Problem requirements
Scan the data below and pick out the lines containing the word "color".

[Figure contents as structured data]
┄┄┄┄┄┄

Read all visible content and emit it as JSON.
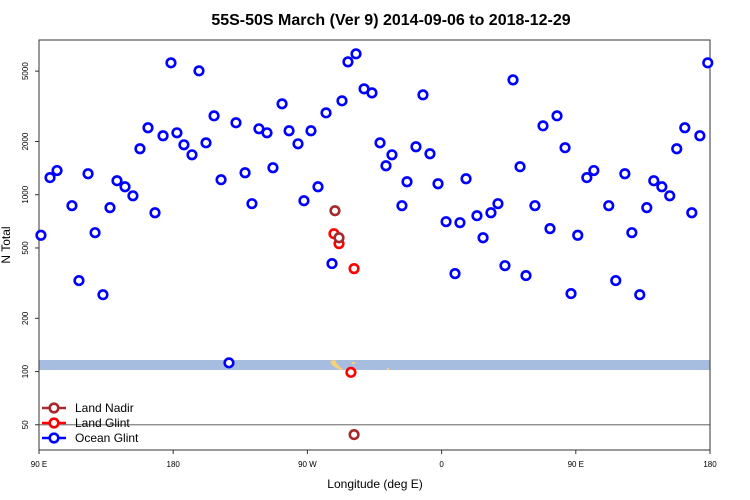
{
  "chart_data": {
    "type": "scatter",
    "title": "55S-50S March (Ver 9)   2014-09-06 to 2018-12-29",
    "xlabel": "Longitude (deg E)",
    "ylabel": "N Total",
    "y_scale": "log",
    "ylim": [
      36,
      7500
    ],
    "xlim_deg_east_unwrapped": [
      90,
      540
    ],
    "x_tick_labels": [
      "90 E",
      "180",
      "90 W",
      "0",
      "90 E",
      "180"
    ],
    "y_ticks": [
      50,
      100,
      200,
      500,
      1000,
      2000,
      5000
    ],
    "reference_line_value": 50,
    "legend_placement": "bottom-left",
    "grid": false,
    "series": [
      {
        "name": "Land Nadir",
        "color": "#a52a2a",
        "points": [
          [
            -71.5,
            812
          ],
          [
            -68.8,
            571
          ],
          [
            -58.7,
            44
          ]
        ]
      },
      {
        "name": "Land Glint",
        "color": "#ff0000",
        "points": [
          [
            -72.2,
            602
          ],
          [
            -68.8,
            529
          ],
          [
            -58.7,
            382
          ],
          [
            -60.8,
            99
          ]
        ]
      },
      {
        "name": "Ocean Glint",
        "color": "#0000ff",
        "points": [
          [
            91.3,
            590
          ],
          [
            97.4,
            1250
          ],
          [
            102.1,
            1370
          ],
          [
            112.1,
            867
          ],
          [
            116.8,
            327
          ],
          [
            122.9,
            1314
          ],
          [
            127.6,
            610
          ],
          [
            132.9,
            272
          ],
          [
            137.6,
            845
          ],
          [
            142.3,
            1200
          ],
          [
            147.7,
            1109
          ],
          [
            153.0,
            986
          ],
          [
            157.7,
            1820
          ],
          [
            163.1,
            2392
          ],
          [
            167.8,
            791
          ],
          [
            173.2,
            2155
          ],
          [
            178.5,
            5570
          ],
          [
            -177.5,
            2240
          ],
          [
            -172.8,
            1916
          ],
          [
            -167.4,
            1682
          ],
          [
            -162.7,
            5020
          ],
          [
            -158.0,
            1966
          ],
          [
            -152.6,
            2794
          ],
          [
            -147.9,
            1216
          ],
          [
            -142.6,
            112
          ],
          [
            -137.9,
            2553
          ],
          [
            -131.8,
            1331
          ],
          [
            -127.2,
            890
          ],
          [
            -122.5,
            2360
          ],
          [
            -117.1,
            2240
          ],
          [
            -113.1,
            1421
          ],
          [
            -107.0,
            3267
          ],
          [
            -102.3,
            2300
          ],
          [
            -96.3,
            1941
          ],
          [
            -92.3,
            925
          ],
          [
            -87.6,
            2300
          ],
          [
            -82.9,
            1109
          ],
          [
            -77.5,
            2905
          ],
          [
            -73.5,
            408
          ],
          [
            -66.8,
            3397
          ],
          [
            -62.8,
            5640
          ],
          [
            -57.4,
            6265
          ],
          [
            -52.0,
            3970
          ],
          [
            -46.7,
            3767
          ],
          [
            -41.3,
            1966
          ],
          [
            -37.3,
            1458
          ],
          [
            -33.3,
            1682
          ],
          [
            -26.6,
            867
          ],
          [
            -23.2,
            1184
          ],
          [
            -17.2,
            1868
          ],
          [
            -12.5,
            3673
          ],
          [
            -7.8,
            1705
          ],
          [
            -2.4,
            1154
          ],
          [
            3.0,
            704
          ],
          [
            9.0,
            358
          ],
          [
            12.3,
            695
          ],
          [
            16.4,
            1231
          ],
          [
            23.7,
            761
          ],
          [
            27.8,
            571
          ],
          [
            33.1,
            791
          ],
          [
            37.8,
            890
          ],
          [
            42.5,
            397
          ],
          [
            47.9,
            4463
          ],
          [
            52.6,
            1440
          ],
          [
            56.6,
            349
          ],
          [
            62.6,
            867
          ],
          [
            68.0,
            2453
          ],
          [
            72.7,
            643
          ],
          [
            77.4,
            2794
          ],
          [
            82.8,
            1845
          ],
          [
            86.8,
            276
          ]
        ]
      }
    ]
  }
}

┄┄┄┄┄┄

Exercise response
        "color": "#a52a2a",
        "color": "#ff0000",
        "color": "#0000ff",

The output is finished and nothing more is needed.